▶ _Written exercise_
In the data below, locate each line with the word "عينيه" and list it.

▶ _Records supplied_
-*-
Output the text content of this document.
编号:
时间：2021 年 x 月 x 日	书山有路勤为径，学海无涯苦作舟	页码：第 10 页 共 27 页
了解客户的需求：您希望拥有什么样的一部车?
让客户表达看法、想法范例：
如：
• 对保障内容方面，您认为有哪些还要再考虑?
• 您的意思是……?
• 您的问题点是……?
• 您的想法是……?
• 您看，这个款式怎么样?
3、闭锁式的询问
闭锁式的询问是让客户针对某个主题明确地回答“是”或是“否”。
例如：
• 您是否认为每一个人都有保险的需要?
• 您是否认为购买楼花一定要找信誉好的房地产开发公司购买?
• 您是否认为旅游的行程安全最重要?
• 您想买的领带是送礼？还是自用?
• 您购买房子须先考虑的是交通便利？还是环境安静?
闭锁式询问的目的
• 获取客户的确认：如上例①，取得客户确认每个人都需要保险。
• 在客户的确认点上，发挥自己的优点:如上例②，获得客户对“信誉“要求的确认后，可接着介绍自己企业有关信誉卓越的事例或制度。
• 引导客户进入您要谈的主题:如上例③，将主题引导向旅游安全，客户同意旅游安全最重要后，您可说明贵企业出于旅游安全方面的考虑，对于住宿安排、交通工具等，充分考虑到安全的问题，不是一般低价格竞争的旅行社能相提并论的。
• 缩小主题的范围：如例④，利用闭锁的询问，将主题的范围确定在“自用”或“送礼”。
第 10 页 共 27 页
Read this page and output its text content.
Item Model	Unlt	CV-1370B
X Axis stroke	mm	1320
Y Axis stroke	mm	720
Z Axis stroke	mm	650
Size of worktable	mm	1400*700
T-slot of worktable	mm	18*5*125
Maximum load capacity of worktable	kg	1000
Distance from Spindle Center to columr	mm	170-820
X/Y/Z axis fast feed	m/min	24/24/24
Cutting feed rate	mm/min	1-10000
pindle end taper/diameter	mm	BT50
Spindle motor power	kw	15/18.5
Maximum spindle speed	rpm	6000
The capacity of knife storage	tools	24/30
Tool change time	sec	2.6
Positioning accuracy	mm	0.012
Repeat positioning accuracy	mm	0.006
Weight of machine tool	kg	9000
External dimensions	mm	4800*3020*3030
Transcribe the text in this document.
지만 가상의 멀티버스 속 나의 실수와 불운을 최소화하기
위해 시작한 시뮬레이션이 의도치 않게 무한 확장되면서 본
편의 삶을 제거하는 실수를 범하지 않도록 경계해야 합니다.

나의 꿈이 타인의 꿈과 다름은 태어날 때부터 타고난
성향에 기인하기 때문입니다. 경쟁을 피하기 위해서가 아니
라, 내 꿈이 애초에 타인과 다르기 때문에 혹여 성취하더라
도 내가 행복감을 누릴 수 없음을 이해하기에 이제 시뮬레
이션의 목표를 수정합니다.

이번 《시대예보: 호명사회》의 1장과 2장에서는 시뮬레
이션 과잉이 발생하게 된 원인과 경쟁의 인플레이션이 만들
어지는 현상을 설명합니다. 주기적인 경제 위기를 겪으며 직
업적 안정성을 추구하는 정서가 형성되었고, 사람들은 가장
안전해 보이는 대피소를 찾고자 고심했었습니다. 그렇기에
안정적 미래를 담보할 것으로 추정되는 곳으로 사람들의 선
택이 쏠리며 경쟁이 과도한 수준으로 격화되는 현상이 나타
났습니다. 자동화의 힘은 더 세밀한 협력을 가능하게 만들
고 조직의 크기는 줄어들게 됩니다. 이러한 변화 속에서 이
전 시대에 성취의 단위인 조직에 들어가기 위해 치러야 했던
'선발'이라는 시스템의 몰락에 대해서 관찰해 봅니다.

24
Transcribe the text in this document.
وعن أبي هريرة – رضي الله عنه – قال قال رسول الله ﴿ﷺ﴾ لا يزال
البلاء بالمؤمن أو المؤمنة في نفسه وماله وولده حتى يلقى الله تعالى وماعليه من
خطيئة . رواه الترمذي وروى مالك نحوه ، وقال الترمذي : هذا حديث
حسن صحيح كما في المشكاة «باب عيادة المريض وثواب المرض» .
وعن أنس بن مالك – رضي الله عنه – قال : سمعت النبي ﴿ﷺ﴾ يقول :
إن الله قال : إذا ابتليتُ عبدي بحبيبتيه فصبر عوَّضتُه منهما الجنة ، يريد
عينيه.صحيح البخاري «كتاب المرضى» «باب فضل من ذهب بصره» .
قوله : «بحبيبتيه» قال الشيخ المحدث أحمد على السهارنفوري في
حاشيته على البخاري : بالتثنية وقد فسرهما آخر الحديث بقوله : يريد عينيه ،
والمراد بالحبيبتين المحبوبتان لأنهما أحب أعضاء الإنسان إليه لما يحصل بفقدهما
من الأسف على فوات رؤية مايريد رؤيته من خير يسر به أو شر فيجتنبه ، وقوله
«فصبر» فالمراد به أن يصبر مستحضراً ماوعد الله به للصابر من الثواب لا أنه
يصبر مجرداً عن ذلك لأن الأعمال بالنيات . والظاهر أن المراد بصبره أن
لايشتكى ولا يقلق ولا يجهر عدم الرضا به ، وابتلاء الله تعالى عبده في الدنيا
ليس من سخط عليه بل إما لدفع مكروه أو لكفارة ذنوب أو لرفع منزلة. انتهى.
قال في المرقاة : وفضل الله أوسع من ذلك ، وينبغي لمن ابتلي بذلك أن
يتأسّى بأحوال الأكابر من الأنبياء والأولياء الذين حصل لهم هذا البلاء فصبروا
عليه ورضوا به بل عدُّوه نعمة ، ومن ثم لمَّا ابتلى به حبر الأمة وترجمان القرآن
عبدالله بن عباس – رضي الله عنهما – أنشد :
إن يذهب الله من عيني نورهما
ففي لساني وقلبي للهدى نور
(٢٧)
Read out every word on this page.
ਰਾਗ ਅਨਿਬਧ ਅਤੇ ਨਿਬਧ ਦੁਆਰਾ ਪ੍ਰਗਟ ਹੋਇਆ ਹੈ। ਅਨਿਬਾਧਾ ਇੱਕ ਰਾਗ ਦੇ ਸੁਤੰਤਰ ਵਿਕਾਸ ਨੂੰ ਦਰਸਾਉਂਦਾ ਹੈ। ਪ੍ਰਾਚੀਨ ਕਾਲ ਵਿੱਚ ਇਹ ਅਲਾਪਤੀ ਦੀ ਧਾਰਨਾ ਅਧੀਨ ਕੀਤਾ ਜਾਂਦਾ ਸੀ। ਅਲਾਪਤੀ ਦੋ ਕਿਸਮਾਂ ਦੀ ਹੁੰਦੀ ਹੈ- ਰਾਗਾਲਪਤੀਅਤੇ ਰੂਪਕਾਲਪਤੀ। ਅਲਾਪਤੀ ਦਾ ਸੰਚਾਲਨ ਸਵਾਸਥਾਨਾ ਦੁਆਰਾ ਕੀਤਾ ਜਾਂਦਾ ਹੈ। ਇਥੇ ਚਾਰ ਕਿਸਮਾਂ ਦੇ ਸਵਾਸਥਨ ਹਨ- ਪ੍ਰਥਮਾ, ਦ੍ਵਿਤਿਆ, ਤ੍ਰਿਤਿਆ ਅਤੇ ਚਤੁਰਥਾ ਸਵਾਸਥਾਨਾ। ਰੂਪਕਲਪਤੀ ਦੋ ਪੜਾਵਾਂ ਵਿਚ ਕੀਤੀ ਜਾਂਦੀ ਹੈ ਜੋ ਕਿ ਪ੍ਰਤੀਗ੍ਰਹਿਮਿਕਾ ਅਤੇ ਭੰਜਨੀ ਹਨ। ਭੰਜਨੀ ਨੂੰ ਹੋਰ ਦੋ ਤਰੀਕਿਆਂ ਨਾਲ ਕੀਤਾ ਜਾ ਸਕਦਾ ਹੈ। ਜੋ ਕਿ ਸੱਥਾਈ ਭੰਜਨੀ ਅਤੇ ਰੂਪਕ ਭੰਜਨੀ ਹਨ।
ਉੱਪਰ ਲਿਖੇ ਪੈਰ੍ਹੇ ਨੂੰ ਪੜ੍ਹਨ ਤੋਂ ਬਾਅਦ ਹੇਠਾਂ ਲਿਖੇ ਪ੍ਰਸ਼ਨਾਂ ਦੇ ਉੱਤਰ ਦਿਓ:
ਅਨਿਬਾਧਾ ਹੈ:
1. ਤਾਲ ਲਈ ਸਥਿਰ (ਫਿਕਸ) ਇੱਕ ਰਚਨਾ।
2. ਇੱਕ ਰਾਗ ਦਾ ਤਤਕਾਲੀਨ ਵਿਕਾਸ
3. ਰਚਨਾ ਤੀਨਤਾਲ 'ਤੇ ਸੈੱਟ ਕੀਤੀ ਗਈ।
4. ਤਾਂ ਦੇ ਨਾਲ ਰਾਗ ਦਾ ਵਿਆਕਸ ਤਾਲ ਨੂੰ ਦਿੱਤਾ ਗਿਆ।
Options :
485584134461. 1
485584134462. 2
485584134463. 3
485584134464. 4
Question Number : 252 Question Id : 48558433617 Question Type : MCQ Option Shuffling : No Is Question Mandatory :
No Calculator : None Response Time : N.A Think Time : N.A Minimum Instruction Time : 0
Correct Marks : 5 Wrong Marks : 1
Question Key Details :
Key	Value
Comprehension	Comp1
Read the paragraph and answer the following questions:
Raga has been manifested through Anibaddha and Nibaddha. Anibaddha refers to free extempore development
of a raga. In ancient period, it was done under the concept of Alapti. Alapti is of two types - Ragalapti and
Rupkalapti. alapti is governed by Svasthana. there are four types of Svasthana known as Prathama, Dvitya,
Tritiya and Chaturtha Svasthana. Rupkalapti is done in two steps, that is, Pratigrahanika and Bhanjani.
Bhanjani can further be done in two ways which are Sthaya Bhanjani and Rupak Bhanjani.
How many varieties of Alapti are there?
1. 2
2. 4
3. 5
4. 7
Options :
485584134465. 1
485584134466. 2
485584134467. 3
-*-
▶ _Exercise output_
عينيه.صحيح البخاري «كتاب المرضى» «باب فضل من ذهب بصره» .
حاشيته على البخاري : بالتثنية وقد فسرهما آخر الحديث بقوله : يريد عينيه ،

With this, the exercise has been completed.